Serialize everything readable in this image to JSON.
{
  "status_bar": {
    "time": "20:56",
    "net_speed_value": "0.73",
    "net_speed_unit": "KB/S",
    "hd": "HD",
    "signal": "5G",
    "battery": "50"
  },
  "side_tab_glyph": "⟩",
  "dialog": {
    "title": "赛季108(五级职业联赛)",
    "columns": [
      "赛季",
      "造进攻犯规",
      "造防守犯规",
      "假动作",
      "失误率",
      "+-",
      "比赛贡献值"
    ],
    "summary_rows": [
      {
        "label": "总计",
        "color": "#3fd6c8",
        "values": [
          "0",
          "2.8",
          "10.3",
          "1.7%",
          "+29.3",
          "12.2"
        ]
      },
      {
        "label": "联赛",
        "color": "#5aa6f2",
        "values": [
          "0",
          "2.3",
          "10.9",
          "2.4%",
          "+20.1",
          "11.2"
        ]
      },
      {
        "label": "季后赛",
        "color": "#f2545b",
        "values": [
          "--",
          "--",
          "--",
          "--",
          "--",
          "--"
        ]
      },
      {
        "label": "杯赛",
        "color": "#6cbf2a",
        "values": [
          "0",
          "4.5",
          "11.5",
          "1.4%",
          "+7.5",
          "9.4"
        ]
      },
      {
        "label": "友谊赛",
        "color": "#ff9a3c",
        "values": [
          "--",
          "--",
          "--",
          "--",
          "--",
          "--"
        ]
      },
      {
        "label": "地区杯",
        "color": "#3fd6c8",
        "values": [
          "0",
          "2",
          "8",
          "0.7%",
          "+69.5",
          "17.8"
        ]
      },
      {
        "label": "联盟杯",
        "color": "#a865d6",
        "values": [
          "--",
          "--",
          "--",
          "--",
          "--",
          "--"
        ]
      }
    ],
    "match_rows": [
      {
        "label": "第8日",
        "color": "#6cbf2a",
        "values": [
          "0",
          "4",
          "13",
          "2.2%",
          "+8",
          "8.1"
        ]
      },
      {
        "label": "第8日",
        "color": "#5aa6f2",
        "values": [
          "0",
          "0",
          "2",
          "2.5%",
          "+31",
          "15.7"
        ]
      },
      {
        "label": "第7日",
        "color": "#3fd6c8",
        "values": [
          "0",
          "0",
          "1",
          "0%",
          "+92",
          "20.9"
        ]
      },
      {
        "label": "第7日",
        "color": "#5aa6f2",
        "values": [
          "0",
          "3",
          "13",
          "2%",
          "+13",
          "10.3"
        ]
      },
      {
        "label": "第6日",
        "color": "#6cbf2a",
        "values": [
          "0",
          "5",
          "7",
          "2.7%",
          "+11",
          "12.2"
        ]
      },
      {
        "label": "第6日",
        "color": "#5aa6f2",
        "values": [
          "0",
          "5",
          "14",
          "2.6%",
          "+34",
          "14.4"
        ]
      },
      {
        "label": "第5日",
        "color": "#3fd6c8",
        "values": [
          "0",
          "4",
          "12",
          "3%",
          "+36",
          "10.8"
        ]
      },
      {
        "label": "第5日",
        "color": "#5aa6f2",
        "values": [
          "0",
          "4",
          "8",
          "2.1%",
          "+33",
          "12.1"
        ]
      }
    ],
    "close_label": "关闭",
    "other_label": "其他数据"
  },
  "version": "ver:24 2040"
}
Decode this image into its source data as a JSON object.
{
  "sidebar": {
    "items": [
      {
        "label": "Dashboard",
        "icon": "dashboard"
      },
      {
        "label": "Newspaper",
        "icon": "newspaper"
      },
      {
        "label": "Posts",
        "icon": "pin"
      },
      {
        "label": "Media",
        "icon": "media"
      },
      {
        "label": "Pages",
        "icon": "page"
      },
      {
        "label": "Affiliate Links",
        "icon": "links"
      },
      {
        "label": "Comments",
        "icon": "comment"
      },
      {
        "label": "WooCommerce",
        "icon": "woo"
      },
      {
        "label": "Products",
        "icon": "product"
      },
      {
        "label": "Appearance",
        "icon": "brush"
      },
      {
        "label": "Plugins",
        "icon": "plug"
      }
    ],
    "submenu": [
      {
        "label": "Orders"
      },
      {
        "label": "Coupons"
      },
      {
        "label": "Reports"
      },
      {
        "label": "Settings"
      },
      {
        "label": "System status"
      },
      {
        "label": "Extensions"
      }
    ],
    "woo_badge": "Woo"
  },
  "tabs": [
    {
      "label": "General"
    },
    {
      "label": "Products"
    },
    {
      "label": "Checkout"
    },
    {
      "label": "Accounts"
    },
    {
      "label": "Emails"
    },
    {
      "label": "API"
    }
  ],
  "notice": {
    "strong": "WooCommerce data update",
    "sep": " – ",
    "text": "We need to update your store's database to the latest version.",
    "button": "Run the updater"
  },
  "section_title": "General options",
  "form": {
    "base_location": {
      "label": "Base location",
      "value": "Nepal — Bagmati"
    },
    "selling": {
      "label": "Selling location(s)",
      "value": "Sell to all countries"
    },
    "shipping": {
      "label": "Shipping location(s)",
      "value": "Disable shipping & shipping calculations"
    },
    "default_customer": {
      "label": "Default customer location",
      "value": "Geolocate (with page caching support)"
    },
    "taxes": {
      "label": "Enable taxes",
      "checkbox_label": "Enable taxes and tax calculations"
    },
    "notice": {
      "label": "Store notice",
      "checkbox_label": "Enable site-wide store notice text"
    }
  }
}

Task prompt: Look through the material and copy each line that has "General".

Solution:
      "label": "General"
  "section_title": "General options",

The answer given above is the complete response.